**Short problem**. Collect every line of the records below that contains the word "Question".

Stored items
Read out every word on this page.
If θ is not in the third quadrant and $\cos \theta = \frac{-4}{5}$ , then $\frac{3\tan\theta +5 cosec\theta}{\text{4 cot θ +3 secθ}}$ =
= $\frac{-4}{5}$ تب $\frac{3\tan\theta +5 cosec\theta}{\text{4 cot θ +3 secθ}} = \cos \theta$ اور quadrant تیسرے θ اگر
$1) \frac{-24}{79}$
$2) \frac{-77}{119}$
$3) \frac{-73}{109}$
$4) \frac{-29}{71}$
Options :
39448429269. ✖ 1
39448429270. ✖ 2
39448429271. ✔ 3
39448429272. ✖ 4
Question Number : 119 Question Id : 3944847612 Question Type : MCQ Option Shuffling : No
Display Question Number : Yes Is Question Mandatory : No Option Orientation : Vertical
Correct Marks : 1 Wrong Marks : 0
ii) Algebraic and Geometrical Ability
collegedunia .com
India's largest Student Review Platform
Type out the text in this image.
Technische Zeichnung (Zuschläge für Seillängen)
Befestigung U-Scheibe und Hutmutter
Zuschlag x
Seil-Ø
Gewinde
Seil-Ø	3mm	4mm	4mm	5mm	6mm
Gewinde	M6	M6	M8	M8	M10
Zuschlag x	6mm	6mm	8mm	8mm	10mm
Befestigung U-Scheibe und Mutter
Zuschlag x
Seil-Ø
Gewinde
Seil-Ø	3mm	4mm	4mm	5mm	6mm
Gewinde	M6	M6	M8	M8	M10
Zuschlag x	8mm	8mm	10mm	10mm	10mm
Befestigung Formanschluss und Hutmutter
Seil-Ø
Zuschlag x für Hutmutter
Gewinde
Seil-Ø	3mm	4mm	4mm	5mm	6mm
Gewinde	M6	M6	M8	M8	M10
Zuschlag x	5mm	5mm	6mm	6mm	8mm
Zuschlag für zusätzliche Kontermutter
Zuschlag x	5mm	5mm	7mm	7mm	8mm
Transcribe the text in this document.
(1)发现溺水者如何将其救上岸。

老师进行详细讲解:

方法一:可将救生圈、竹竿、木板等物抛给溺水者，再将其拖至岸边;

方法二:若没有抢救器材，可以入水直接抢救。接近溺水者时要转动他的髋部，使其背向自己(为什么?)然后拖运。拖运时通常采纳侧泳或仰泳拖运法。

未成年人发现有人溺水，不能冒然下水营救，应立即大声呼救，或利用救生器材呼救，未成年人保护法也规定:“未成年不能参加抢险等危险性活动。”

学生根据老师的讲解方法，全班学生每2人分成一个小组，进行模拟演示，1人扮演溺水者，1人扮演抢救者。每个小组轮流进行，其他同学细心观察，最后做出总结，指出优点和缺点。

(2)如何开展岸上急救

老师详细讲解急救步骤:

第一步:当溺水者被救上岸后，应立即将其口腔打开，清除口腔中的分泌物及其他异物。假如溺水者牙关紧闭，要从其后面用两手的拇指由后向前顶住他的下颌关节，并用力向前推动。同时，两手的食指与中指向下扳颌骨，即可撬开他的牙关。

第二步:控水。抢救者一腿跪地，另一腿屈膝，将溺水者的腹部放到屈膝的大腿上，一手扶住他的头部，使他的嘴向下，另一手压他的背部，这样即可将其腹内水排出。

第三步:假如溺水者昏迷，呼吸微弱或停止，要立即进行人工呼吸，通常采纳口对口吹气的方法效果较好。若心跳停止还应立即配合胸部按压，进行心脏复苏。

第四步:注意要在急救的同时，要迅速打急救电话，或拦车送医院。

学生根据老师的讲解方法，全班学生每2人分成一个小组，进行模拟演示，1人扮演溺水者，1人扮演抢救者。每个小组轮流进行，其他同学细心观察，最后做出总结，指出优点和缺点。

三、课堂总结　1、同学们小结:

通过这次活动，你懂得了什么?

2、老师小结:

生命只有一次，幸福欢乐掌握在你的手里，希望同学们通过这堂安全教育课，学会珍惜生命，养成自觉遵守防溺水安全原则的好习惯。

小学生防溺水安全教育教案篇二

**Task solution**.
Question Number : 119 Question Id : 3944847612 Question Type : MCQ Option Shuffling : No
Display Question Number : Yes Is Question Mandatory : No Option Orientation : Vertical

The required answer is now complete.